Please report every line from the material that contains the word "JSON".
━━━━━━━━━━━━━━━━━━━━━━━━━━━━━━
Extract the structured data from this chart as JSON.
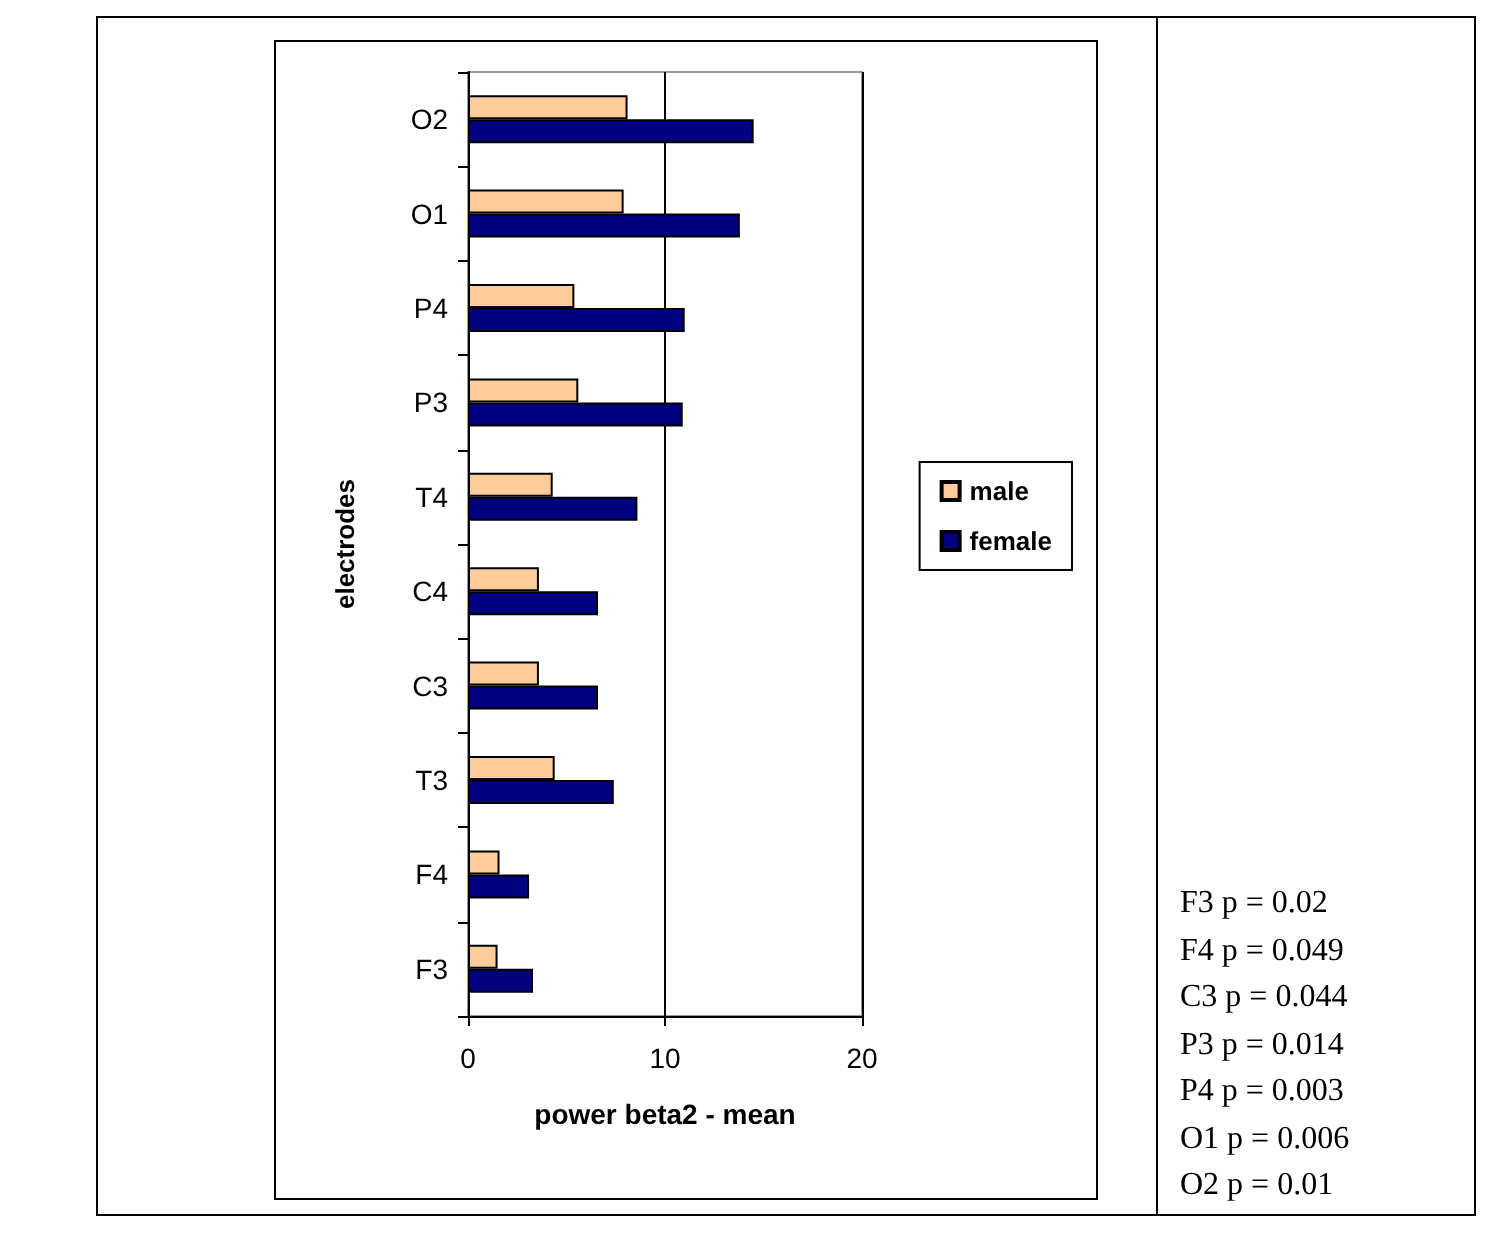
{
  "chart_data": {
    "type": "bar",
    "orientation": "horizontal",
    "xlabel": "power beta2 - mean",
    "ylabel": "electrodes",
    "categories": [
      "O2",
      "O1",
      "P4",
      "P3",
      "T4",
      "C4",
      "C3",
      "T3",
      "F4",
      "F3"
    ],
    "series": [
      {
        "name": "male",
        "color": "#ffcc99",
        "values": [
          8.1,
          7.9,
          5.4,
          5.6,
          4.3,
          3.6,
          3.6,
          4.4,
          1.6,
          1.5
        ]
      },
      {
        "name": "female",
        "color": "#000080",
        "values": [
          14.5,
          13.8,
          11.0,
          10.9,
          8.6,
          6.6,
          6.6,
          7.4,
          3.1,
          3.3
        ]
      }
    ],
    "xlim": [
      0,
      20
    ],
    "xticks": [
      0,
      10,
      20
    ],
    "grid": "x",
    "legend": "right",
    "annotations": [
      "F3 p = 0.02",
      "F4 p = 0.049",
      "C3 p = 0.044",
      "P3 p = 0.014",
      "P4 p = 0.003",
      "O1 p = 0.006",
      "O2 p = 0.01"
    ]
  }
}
━━━━━━━━━━━━━━━━━━━━━━━━━━━━━━
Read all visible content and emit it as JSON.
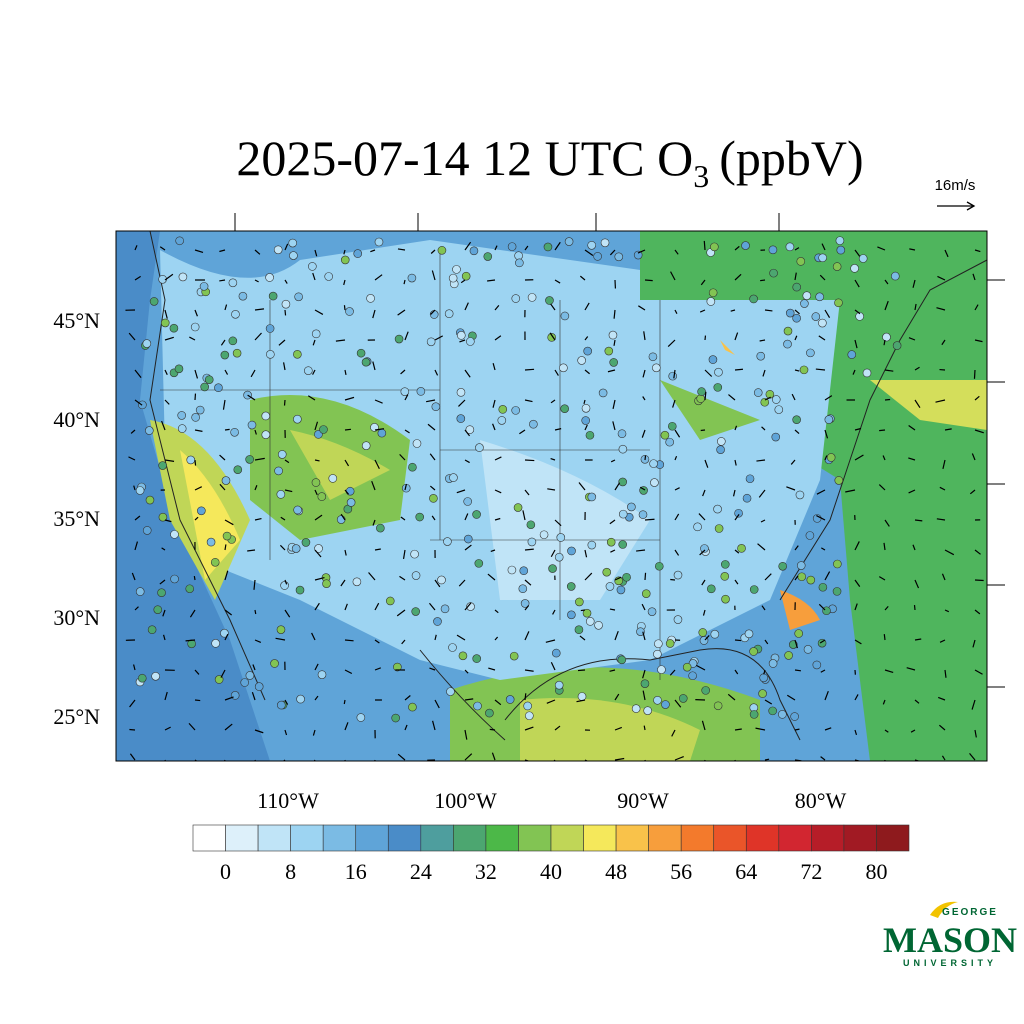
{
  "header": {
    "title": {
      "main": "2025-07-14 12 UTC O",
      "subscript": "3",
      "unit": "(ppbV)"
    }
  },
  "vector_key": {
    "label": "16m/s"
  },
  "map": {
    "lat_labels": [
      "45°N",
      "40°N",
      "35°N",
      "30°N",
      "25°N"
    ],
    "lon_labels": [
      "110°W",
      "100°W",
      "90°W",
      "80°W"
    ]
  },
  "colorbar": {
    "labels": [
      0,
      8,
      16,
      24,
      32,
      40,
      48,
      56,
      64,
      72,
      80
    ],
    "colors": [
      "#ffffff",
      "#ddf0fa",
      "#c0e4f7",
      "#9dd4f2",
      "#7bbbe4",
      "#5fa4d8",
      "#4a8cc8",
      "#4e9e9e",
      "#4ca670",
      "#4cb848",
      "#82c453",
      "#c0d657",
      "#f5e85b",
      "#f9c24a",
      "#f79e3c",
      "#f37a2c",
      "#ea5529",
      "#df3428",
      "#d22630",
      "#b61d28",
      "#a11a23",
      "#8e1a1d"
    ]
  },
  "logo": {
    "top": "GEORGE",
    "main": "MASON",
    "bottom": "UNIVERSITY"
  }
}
━━━━━━━━━━━━━━━━━━━━━━━━━━━━━━
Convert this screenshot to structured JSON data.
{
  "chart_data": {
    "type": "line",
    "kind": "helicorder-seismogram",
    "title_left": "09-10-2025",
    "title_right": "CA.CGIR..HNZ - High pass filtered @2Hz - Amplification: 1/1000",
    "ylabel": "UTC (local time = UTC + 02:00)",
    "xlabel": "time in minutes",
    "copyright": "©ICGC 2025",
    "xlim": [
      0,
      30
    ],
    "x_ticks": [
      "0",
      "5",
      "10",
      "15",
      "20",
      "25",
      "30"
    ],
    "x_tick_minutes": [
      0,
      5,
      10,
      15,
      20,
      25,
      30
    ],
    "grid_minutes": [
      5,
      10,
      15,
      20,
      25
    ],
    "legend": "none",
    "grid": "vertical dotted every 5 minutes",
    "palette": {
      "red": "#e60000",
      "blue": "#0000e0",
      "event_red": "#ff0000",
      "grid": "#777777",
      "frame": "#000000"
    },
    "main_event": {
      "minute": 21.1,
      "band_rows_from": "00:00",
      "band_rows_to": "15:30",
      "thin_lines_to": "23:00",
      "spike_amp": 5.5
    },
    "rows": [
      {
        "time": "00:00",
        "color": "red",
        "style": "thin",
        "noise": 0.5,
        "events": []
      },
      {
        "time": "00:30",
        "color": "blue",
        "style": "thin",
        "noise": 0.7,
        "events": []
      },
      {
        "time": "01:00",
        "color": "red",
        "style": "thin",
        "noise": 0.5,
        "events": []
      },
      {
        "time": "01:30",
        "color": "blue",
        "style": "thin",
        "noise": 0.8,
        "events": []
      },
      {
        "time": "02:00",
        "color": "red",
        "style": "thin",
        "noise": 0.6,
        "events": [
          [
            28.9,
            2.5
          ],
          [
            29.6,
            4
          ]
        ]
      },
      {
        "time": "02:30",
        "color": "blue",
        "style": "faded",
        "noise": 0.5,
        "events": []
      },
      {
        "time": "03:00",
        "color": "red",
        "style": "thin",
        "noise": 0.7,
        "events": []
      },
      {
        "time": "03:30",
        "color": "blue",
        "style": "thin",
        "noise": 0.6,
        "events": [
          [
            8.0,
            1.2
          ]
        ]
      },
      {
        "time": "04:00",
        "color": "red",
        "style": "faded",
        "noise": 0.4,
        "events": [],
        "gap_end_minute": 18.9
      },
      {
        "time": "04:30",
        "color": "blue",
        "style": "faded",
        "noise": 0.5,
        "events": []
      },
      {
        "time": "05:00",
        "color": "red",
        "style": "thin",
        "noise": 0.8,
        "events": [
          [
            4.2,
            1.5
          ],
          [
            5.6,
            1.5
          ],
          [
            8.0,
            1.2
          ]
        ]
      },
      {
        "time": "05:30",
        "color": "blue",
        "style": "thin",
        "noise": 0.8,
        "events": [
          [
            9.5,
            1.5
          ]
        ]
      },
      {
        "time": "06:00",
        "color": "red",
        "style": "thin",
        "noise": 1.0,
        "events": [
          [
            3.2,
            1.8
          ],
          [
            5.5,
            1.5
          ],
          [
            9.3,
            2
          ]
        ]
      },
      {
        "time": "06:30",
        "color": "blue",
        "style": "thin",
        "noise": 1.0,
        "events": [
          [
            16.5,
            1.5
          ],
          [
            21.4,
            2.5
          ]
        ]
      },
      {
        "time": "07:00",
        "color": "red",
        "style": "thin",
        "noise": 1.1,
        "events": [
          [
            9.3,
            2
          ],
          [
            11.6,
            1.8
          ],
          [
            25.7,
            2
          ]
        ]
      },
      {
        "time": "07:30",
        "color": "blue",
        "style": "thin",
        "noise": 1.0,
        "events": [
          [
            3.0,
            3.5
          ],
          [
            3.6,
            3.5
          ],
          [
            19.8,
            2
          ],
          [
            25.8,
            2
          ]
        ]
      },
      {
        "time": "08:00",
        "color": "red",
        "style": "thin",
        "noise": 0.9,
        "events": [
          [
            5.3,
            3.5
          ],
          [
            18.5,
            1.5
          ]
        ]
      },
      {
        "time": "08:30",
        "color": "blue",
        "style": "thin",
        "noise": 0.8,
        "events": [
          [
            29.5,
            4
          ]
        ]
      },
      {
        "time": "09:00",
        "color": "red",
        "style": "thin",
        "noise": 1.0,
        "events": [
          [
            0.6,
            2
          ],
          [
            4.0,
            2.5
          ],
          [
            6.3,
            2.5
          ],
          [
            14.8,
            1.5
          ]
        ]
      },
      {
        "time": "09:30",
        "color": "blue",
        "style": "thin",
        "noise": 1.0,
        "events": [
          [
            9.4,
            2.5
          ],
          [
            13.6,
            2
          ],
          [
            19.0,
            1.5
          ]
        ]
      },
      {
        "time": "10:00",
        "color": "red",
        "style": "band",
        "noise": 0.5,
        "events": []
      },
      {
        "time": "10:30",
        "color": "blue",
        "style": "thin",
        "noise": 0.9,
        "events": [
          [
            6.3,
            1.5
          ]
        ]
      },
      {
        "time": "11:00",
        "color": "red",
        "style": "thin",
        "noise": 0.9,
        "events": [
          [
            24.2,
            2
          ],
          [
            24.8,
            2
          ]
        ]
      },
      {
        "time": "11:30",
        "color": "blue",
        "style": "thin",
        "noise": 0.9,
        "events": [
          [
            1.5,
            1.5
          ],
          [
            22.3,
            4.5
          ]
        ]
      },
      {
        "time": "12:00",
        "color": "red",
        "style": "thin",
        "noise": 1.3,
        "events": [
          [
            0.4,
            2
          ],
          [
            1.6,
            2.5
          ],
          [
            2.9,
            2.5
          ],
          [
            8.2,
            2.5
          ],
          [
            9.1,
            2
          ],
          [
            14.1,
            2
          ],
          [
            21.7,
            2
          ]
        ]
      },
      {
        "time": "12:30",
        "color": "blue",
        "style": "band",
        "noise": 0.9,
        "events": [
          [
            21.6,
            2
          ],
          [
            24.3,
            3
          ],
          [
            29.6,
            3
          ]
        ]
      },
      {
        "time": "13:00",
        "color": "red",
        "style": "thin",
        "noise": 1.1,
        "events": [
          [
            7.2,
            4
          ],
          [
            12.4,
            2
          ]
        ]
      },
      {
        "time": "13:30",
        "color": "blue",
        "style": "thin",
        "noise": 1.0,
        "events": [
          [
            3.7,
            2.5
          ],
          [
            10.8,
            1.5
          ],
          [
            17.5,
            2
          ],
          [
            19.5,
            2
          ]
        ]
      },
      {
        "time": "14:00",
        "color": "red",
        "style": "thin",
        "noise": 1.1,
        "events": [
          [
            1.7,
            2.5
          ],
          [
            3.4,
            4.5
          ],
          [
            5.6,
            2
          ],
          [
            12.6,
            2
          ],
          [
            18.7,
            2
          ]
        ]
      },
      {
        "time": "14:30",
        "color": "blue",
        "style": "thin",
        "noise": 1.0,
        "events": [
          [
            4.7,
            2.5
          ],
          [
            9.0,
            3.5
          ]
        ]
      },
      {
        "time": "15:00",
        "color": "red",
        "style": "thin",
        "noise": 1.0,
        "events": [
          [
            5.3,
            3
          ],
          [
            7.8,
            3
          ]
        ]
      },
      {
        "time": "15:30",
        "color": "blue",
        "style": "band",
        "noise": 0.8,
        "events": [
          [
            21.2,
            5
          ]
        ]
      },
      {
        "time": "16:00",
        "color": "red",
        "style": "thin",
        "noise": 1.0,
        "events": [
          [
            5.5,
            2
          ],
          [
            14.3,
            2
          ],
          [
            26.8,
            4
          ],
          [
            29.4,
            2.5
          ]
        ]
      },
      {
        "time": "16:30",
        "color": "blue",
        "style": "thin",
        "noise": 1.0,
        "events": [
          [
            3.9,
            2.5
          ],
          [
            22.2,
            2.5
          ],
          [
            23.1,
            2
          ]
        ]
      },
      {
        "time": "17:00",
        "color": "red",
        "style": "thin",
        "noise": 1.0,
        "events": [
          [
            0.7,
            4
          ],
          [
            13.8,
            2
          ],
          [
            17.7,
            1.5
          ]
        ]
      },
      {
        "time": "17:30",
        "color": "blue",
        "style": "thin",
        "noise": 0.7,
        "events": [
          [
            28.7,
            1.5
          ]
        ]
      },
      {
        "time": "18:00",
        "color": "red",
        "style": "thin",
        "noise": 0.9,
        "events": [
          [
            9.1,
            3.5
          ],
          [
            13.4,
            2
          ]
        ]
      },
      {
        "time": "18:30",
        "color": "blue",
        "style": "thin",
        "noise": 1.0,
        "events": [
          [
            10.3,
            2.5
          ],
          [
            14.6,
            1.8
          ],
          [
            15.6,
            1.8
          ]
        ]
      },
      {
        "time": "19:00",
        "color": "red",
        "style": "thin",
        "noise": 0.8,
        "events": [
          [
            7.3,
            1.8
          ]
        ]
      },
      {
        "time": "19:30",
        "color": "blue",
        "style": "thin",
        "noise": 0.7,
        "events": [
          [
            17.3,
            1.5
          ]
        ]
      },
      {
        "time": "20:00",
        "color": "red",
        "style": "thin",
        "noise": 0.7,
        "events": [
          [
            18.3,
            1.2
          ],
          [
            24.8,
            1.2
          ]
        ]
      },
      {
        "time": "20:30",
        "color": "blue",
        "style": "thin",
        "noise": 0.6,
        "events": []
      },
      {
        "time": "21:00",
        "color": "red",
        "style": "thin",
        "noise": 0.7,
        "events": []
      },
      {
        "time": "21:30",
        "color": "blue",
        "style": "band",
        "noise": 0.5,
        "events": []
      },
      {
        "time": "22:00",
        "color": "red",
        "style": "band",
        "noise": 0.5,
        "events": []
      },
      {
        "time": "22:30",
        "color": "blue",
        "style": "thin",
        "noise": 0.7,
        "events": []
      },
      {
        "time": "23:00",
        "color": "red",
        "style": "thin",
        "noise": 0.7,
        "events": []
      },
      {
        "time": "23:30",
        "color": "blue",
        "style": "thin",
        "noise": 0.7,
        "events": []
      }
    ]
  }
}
━━━━━━━━━━━━━━━━━━━━━━━━━━━━━━
— Task answer —
Extract the structured data from this chart as JSON.
Read all visible content and emit it as JSON.
Convert this screenshot to structured JSON data.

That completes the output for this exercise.